start Given information
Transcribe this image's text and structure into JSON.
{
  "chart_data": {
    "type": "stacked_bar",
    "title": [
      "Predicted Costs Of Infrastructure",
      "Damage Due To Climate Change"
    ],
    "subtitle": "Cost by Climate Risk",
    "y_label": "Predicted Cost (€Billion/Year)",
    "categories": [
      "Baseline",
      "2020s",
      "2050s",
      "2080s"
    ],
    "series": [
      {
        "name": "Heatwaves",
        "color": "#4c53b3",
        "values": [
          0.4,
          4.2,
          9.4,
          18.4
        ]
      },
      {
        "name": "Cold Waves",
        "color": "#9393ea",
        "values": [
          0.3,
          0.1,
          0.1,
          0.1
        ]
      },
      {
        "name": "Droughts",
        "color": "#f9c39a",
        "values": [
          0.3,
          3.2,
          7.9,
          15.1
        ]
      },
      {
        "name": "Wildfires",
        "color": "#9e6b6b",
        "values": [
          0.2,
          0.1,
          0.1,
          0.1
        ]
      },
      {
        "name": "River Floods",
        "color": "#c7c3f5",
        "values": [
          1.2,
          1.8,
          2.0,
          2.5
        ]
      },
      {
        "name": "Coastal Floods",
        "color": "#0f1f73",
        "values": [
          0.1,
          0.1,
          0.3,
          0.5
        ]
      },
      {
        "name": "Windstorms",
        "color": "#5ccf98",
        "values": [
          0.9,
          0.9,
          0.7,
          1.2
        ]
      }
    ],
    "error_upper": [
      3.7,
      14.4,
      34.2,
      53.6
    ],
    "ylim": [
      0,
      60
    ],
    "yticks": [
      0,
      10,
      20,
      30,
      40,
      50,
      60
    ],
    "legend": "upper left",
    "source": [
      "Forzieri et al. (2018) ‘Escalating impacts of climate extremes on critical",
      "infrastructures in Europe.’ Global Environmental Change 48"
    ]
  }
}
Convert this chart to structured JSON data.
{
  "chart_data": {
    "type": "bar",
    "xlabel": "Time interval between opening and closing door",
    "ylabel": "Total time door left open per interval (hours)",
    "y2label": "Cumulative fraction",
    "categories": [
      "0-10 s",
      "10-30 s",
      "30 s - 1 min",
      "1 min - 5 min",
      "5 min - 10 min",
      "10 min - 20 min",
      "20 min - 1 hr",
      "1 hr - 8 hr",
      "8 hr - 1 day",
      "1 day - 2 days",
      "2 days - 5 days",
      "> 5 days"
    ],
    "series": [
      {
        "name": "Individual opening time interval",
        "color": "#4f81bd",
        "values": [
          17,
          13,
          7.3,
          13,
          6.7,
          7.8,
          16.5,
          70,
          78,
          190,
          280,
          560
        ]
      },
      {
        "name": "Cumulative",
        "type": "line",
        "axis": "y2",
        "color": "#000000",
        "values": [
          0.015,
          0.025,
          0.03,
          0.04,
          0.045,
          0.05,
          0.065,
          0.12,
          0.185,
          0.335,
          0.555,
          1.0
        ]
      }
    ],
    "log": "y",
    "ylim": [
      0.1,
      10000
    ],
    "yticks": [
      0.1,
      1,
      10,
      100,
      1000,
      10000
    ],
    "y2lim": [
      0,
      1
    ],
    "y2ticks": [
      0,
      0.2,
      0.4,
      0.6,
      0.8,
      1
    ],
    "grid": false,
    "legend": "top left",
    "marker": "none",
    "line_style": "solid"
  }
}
end Given information
Objective:
Reproduce each record exactly, leaving nothing out.

Written solution:
Transcribe this image's text and structure into JSON.
{
  "chart_data": {
    "type": "stacked_bar",
    "title": [
      "Predicted Costs Of Infrastructure",
      "Damage Due To Climate Change"
    ],
    "subtitle": "Cost by Climate Risk",
    "y_label": "Predicted Cost (€Billion/Year)",
    "categories": [
      "Baseline",
      "2020s",
      "2050s",
      "2080s"
    ],
    "series": [
      {
        "name": "Heatwaves",
        "color": "#4c53b3",
        "values": [
          0.4,
          4.2,
          9.4,
          18.4
        ]
      },
      {
        "name": "Cold Waves",
        "color": "#9393ea",
        "values": [
          0.3,
          0.1,
          0.1,
          0.1
        ]
      },
      {
        "name": "Droughts",
        "color": "#f9c39a",
        "values": [
          0.3,
          3.2,
          7.9,
          15.1
        ]
      },
      {
        "name": "Wildfires",
        "color": "#9e6b6b",
        "values": [
          0.2,
          0.1,
          0.1,
          0.1
        ]
      },
      {
        "name": "River Floods",
        "color": "#c7c3f5",
        "values": [
          1.2,
          1.8,
          2.0,
          2.5
        ]
      },
      {
        "name": "Coastal Floods",
        "color": "#0f1f73",
        "values": [
          0.1,
          0.1,
          0.3,
          0.5
        ]
      },
      {
        "name": "Windstorms",
        "color": "#5ccf98",
        "values": [
          0.9,
          0.9,
          0.7,
          1.2
        ]
      }
    ],
    "error_upper": [
      3.7,
      14.4,
      34.2,
      53.6
    ],
    "ylim": [
      0,
      60
    ],
    "yticks": [
      0,
      10,
      20,
      30,
      40,
      50,
      60
    ],
    "legend": "upper left",
    "source": [
      "Forzieri et al. (2018) ‘Escalating impacts of climate extremes on critical",
      "infrastructures in Europe.’ Global Environmental Change 48"
    ]
  }
}
Convert this chart to structured JSON data.
{
  "chart_data": {
    "type": "bar",
    "xlabel": "Time interval between opening and closing door",
    "ylabel": "Total time door left open per interval (hours)",
    "y2label": "Cumulative fraction",
    "categories": [
      "0-10 s",
      "10-30 s",
      "30 s - 1 min",
      "1 min - 5 min",
      "5 min - 10 min",
      "10 min - 20 min",
      "20 min - 1 hr",
      "1 hr - 8 hr",
      "8 hr - 1 day",
      "1 day - 2 days",
      "2 days - 5 days",
      "> 5 days"
    ],
    "series": [
      {
        "name": "Individual opening time interval",
        "color": "#4f81bd",
        "values": [
          17,
          13,
          7.3,
          13,
          6.7,
          7.8,
          16.5,
          70,
          78,
          190,
          280,
          560
        ]
      },
      {
        "name": "Cumulative",
        "type": "line",
        "axis": "y2",
        "color": "#000000",
        "values": [
          0.015,
          0.025,
          0.03,
          0.04,
          0.045,
          0.05,
          0.065,
          0.12,
          0.185,
          0.335,
          0.555,
          1.0
        ]
      }
    ],
    "log": "y",
    "ylim": [
      0.1,
      10000
    ],
    "yticks": [
      0.1,
      1,
      10,
      100,
      1000,
      10000
    ],
    "y2lim": [
      0,
      1
    ],
    "y2ticks": [
      0,
      0.2,
      0.4,
      0.6,
      0.8,
      1
    ],
    "grid": false,
    "legend": "top left",
    "marker": "none",
    "line_style": "solid"
  }
}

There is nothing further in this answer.